WHAT IS ASKED -
Can you return every line of the material below unchanged, character for character?

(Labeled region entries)
··········
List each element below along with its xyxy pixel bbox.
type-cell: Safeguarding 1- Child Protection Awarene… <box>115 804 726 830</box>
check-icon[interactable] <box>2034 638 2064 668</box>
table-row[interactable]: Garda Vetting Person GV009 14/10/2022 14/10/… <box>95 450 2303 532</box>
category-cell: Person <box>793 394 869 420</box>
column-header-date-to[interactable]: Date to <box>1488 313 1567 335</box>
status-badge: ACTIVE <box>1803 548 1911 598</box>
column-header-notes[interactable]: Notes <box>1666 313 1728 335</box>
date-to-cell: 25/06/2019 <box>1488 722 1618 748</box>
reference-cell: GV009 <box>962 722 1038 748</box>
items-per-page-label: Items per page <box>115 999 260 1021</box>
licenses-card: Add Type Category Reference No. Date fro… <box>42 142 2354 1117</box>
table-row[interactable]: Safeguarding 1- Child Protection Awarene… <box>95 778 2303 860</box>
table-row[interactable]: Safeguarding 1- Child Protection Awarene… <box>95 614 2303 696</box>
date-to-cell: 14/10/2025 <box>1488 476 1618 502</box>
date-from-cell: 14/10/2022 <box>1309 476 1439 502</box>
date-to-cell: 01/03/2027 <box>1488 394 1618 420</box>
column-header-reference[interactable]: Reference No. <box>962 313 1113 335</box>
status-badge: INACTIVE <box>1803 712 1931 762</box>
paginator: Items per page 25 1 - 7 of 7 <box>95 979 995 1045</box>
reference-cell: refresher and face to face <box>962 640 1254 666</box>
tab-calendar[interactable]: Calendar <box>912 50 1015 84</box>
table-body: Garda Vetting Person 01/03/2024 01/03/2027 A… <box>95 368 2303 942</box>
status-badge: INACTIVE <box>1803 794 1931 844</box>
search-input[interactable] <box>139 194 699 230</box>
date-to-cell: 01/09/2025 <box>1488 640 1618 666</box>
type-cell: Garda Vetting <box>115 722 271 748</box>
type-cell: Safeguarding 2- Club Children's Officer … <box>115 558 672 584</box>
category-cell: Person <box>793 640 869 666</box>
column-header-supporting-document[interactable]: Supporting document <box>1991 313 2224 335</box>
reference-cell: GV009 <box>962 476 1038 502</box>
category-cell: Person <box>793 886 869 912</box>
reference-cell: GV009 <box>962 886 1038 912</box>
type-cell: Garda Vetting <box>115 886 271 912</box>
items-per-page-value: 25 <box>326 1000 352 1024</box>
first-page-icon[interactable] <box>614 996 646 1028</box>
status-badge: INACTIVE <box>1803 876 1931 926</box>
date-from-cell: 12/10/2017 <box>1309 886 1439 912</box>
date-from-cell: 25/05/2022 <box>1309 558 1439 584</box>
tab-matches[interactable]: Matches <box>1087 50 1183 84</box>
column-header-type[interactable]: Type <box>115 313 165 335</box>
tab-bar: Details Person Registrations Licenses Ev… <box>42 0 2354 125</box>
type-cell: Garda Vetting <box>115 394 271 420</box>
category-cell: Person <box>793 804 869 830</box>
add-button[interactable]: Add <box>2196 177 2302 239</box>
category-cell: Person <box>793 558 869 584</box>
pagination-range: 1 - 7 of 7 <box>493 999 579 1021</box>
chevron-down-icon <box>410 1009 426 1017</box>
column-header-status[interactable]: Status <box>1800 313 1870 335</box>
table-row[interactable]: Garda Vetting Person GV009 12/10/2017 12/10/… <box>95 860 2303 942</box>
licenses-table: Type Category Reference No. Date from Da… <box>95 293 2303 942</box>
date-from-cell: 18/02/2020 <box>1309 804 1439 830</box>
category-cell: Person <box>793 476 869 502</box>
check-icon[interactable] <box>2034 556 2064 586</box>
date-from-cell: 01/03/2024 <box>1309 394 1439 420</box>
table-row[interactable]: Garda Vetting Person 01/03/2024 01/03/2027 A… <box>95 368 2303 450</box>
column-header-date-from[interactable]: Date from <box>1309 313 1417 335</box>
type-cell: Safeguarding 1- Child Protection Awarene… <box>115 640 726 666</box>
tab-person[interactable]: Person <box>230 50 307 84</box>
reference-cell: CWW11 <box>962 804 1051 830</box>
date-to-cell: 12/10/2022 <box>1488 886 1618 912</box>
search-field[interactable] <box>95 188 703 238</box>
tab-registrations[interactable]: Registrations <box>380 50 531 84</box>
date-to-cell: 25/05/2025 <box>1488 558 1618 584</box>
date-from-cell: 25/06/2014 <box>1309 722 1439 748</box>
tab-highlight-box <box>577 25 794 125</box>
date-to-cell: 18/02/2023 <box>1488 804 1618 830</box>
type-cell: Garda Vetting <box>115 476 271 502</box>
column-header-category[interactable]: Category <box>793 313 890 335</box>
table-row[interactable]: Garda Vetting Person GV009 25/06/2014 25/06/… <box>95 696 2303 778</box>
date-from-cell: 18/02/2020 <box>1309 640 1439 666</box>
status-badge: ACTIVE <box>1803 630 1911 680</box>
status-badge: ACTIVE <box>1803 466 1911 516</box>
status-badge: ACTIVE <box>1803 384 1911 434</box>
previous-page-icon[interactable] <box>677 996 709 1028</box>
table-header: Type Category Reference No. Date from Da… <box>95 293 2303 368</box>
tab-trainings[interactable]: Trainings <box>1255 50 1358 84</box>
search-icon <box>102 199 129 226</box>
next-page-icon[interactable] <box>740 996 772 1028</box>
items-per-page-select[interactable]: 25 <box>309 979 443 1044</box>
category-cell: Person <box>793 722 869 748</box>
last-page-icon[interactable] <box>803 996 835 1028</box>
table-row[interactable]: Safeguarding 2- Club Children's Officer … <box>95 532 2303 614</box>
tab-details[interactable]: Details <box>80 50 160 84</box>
··········
FINISHED ANSWER -
List each element below along with its xyxy pixel bbox.
type-cell: Safeguarding 1- Child Protection Awarene… <box>115 804 726 830</box>
check-icon[interactable] <box>2034 638 2064 668</box>
table-row[interactable]: Garda Vetting Person GV009 14/10/2022 14/10/… <box>95 450 2303 532</box>
category-cell: Person <box>793 394 869 420</box>
column-header-date-to[interactable]: Date to <box>1488 313 1567 335</box>
status-badge: ACTIVE <box>1803 548 1911 598</box>
column-header-notes[interactable]: Notes <box>1666 313 1728 335</box>
date-to-cell: 25/06/2019 <box>1488 722 1618 748</box>
reference-cell: GV009 <box>962 722 1038 748</box>
items-per-page-label: Items per page <box>115 999 260 1021</box>
licenses-card: Add Type Category Reference No. Date fro… <box>42 142 2354 1117</box>
table-row[interactable]: Safeguarding 1- Child Protection Awarene… <box>95 778 2303 860</box>
table-row[interactable]: Safeguarding 1- Child Protection Awarene… <box>95 614 2303 696</box>
date-to-cell: 14/10/2025 <box>1488 476 1618 502</box>
date-from-cell: 14/10/2022 <box>1309 476 1439 502</box>
date-to-cell: 01/03/2027 <box>1488 394 1618 420</box>
column-header-reference[interactable]: Reference No. <box>962 313 1113 335</box>
status-badge: INACTIVE <box>1803 712 1931 762</box>
paginator: Items per page 25 1 - 7 of 7 <box>95 979 995 1045</box>
reference-cell: refresher and face to face <box>962 640 1254 666</box>
tab-calendar[interactable]: Calendar <box>912 50 1015 84</box>
table-body: Garda Vetting Person 01/03/2024 01/03/2027 A… <box>95 368 2303 942</box>
status-badge: INACTIVE <box>1803 794 1931 844</box>
search-input[interactable] <box>139 194 699 230</box>
date-to-cell: 01/09/2025 <box>1488 640 1618 666</box>
type-cell: Garda Vetting <box>115 722 271 748</box>
type-cell: Safeguarding 2- Club Children's Officer … <box>115 558 672 584</box>
category-cell: Person <box>793 640 869 666</box>
column-header-supporting-document[interactable]: Supporting document <box>1991 313 2224 335</box>
reference-cell: GV009 <box>962 476 1038 502</box>
category-cell: Person <box>793 886 869 912</box>
reference-cell: GV009 <box>962 886 1038 912</box>
type-cell: Garda Vetting <box>115 886 271 912</box>
items-per-page-value: 25 <box>326 1000 352 1024</box>
first-page-icon[interactable] <box>614 996 646 1028</box>
status-badge: INACTIVE <box>1803 876 1931 926</box>
date-from-cell: 12/10/2017 <box>1309 886 1439 912</box>
date-from-cell: 25/05/2022 <box>1309 558 1439 584</box>
tab-matches[interactable]: Matches <box>1087 50 1183 84</box>
column-header-type[interactable]: Type <box>115 313 165 335</box>
tab-bar: Details Person Registrations Licenses Ev… <box>42 0 2354 125</box>
type-cell: Garda Vetting <box>115 394 271 420</box>
category-cell: Person <box>793 804 869 830</box>
add-button[interactable]: Add <box>2196 177 2302 239</box>
category-cell: Person <box>793 558 869 584</box>
pagination-range: 1 - 7 of 7 <box>493 999 579 1021</box>
chevron-down-icon <box>410 1009 426 1017</box>
column-header-status[interactable]: Status <box>1800 313 1870 335</box>
table-row[interactable]: Garda Vetting Person GV009 12/10/2017 12/10/… <box>95 860 2303 942</box>
licenses-table: Type Category Reference No. Date from Da… <box>95 293 2303 942</box>
date-from-cell: 18/02/2020 <box>1309 804 1439 830</box>
category-cell: Person <box>793 476 869 502</box>
check-icon[interactable] <box>2034 556 2064 586</box>
date-from-cell: 01/03/2024 <box>1309 394 1439 420</box>
table-row[interactable]: Garda Vetting Person 01/03/2024 01/03/2027 A… <box>95 368 2303 450</box>
column-header-date-from[interactable]: Date from <box>1309 313 1417 335</box>
type-cell: Safeguarding 1- Child Protection Awarene… <box>115 640 726 666</box>
tab-person[interactable]: Person <box>230 50 307 84</box>
reference-cell: CWW11 <box>962 804 1051 830</box>
date-to-cell: 12/10/2022 <box>1488 886 1618 912</box>
search-field[interactable] <box>95 188 703 238</box>
tab-registrations[interactable]: Registrations <box>380 50 531 84</box>
date-to-cell: 25/05/2025 <box>1488 558 1618 584</box>
date-from-cell: 25/06/2014 <box>1309 722 1439 748</box>
tab-highlight-box <box>577 25 794 125</box>
date-to-cell: 18/02/2023 <box>1488 804 1618 830</box>
type-cell: Garda Vetting <box>115 476 271 502</box>
column-header-category[interactable]: Category <box>793 313 890 335</box>
table-row[interactable]: Garda Vetting Person GV009 25/06/2014 25/06/… <box>95 696 2303 778</box>
date-from-cell: 18/02/2020 <box>1309 640 1439 666</box>
status-badge: ACTIVE <box>1803 630 1911 680</box>
status-badge: ACTIVE <box>1803 466 1911 516</box>
status-badge: ACTIVE <box>1803 384 1911 434</box>
previous-page-icon[interactable] <box>677 996 709 1028</box>
table-header: Type Category Reference No. Date from Da… <box>95 293 2303 368</box>
tab-trainings[interactable]: Trainings <box>1255 50 1358 84</box>
search-icon <box>102 199 129 226</box>
next-page-icon[interactable] <box>740 996 772 1028</box>
items-per-page-select[interactable]: 25 <box>309 979 443 1044</box>
category-cell: Person <box>793 722 869 748</box>
last-page-icon[interactable] <box>803 996 835 1028</box>
table-row[interactable]: Safeguarding 2- Club Children's Officer … <box>95 532 2303 614</box>
tab-details[interactable]: Details <box>80 50 160 84</box>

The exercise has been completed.